TASK DATA:
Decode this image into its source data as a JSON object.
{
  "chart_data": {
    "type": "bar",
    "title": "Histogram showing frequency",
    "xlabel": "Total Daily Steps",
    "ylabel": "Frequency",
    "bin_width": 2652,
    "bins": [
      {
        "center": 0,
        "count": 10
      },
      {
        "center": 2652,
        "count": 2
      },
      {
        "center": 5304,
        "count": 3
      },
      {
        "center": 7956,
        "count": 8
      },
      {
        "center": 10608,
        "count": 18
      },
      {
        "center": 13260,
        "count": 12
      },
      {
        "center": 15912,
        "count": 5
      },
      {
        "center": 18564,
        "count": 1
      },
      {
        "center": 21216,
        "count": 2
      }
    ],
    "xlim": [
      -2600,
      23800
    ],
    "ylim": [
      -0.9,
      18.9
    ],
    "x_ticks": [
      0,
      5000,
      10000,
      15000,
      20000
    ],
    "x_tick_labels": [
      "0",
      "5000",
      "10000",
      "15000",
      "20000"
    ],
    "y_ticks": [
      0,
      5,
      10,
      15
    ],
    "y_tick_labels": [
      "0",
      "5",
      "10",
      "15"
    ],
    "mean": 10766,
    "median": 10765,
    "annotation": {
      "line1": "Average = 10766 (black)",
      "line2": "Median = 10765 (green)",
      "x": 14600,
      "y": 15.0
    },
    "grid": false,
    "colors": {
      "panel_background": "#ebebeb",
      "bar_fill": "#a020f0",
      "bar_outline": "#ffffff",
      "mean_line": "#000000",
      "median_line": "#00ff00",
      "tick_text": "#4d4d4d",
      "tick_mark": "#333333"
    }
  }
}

OBJECTIVE:
Your task is to repeat each line of the material exactly.

SOLUTION TO THIS TASK:
Decode this image into its source data as a JSON object.
{
  "chart_data": {
    "type": "bar",
    "title": "Histogram showing frequency",
    "xlabel": "Total Daily Steps",
    "ylabel": "Frequency",
    "bin_width": 2652,
    "bins": [
      {
        "center": 0,
        "count": 10
      },
      {
        "center": 2652,
        "count": 2
      },
      {
        "center": 5304,
        "count": 3
      },
      {
        "center": 7956,
        "count": 8
      },
      {
        "center": 10608,
        "count": 18
      },
      {
        "center": 13260,
        "count": 12
      },
      {
        "center": 15912,
        "count": 5
      },
      {
        "center": 18564,
        "count": 1
      },
      {
        "center": 21216,
        "count": 2
      }
    ],
    "xlim": [
      -2600,
      23800
    ],
    "ylim": [
      -0.9,
      18.9
    ],
    "x_ticks": [
      0,
      5000,
      10000,
      15000,
      20000
    ],
    "x_tick_labels": [
      "0",
      "5000",
      "10000",
      "15000",
      "20000"
    ],
    "y_ticks": [
      0,
      5,
      10,
      15
    ],
    "y_tick_labels": [
      "0",
      "5",
      "10",
      "15"
    ],
    "mean": 10766,
    "median": 10765,
    "annotation": {
      "line1": "Average = 10766 (black)",
      "line2": "Median = 10765 (green)",
      "x": 14600,
      "y": 15.0
    },
    "grid": false,
    "colors": {
      "panel_background": "#ebebeb",
      "bar_fill": "#a020f0",
      "bar_outline": "#ffffff",
      "mean_line": "#000000",
      "median_line": "#00ff00",
      "tick_text": "#4d4d4d",
      "tick_mark": "#333333"
    }
  }
}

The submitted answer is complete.